Work instructions: Every record should be repeated exactly, except that pictures are left out.

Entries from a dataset

--------------------------------------------------

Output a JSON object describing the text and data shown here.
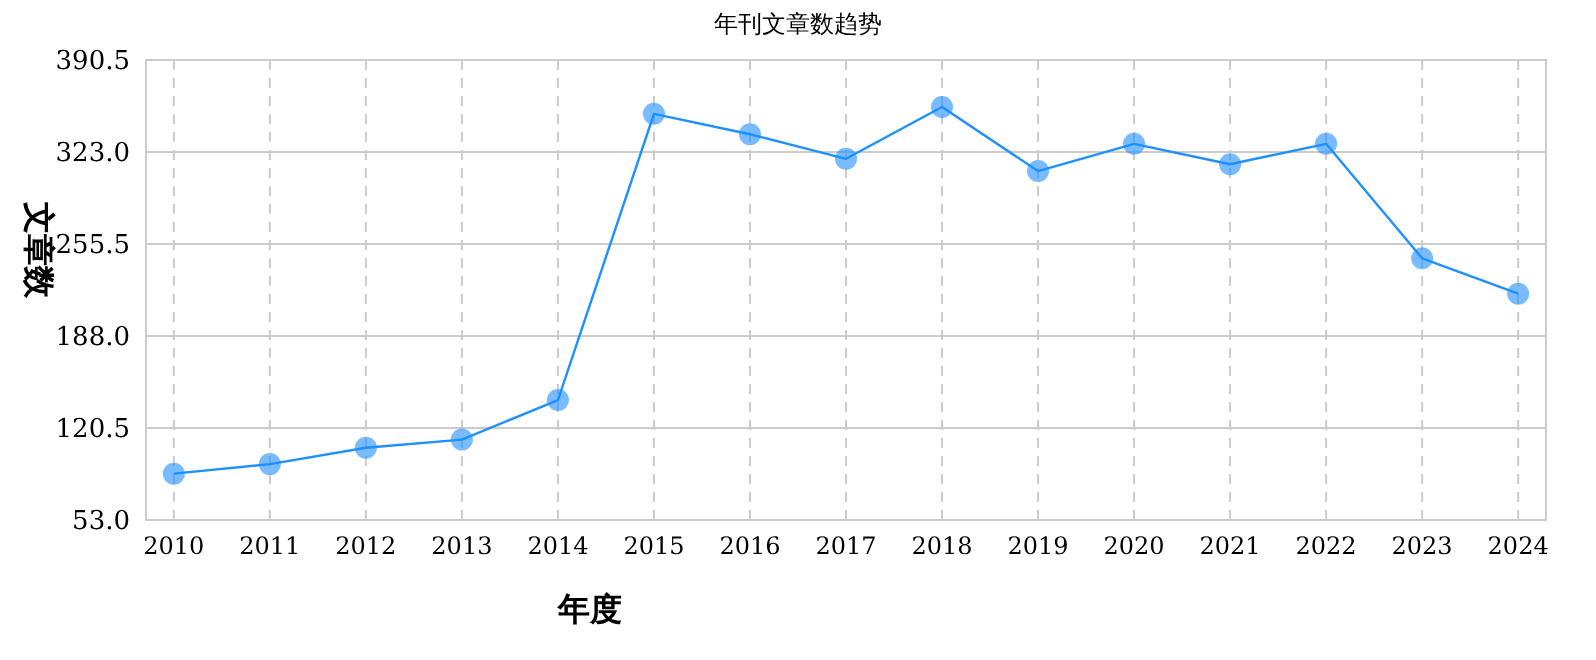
{
  "chart_data": {
    "type": "line",
    "title": "年刊文章数趋势",
    "xlabel": "年度",
    "ylabel": "文章数",
    "categories": [
      "2010",
      "2011",
      "2012",
      "2013",
      "2014",
      "2015",
      "2016",
      "2017",
      "2018",
      "2019",
      "2020",
      "2021",
      "2022",
      "2023",
      "2024"
    ],
    "series": [
      {
        "color": "#1e90ff",
        "values": [
          87,
          94,
          106,
          112,
          141,
          351,
          336,
          318,
          356,
          309,
          329,
          314,
          329,
          245,
          219
        ]
      }
    ],
    "ylim": [
      53,
      390.5
    ],
    "yticks": [
      {
        "value": 53,
        "label": "53.0"
      },
      {
        "value": 120.5,
        "label": "120.5"
      },
      {
        "value": 188,
        "label": "188.0"
      },
      {
        "value": 255.5,
        "label": "255.5"
      },
      {
        "value": 323,
        "label": "323.0"
      },
      {
        "value": 390.5,
        "label": "390.5"
      }
    ],
    "grid": true,
    "marker": "circle",
    "line_style": "solid"
  }
}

--------------------------------------------------

Result below:
Output a JSON object describing the text and data shown here.
{
  "chart_data": {
    "type": "line",
    "title": "年刊文章数趋势",
    "xlabel": "年度",
    "ylabel": "文章数",
    "categories": [
      "2010",
      "2011",
      "2012",
      "2013",
      "2014",
      "2015",
      "2016",
      "2017",
      "2018",
      "2019",
      "2020",
      "2021",
      "2022",
      "2023",
      "2024"
    ],
    "series": [
      {
        "color": "#1e90ff",
        "values": [
          87,
          94,
          106,
          112,
          141,
          351,
          336,
          318,
          356,
          309,
          329,
          314,
          329,
          245,
          219
        ]
      }
    ],
    "ylim": [
      53,
      390.5
    ],
    "yticks": [
      {
        "value": 53,
        "label": "53.0"
      },
      {
        "value": 120.5,
        "label": "120.5"
      },
      {
        "value": 188,
        "label": "188.0"
      },
      {
        "value": 255.5,
        "label": "255.5"
      },
      {
        "value": 323,
        "label": "323.0"
      },
      {
        "value": 390.5,
        "label": "390.5"
      }
    ],
    "grid": true,
    "marker": "circle",
    "line_style": "solid"
  }
}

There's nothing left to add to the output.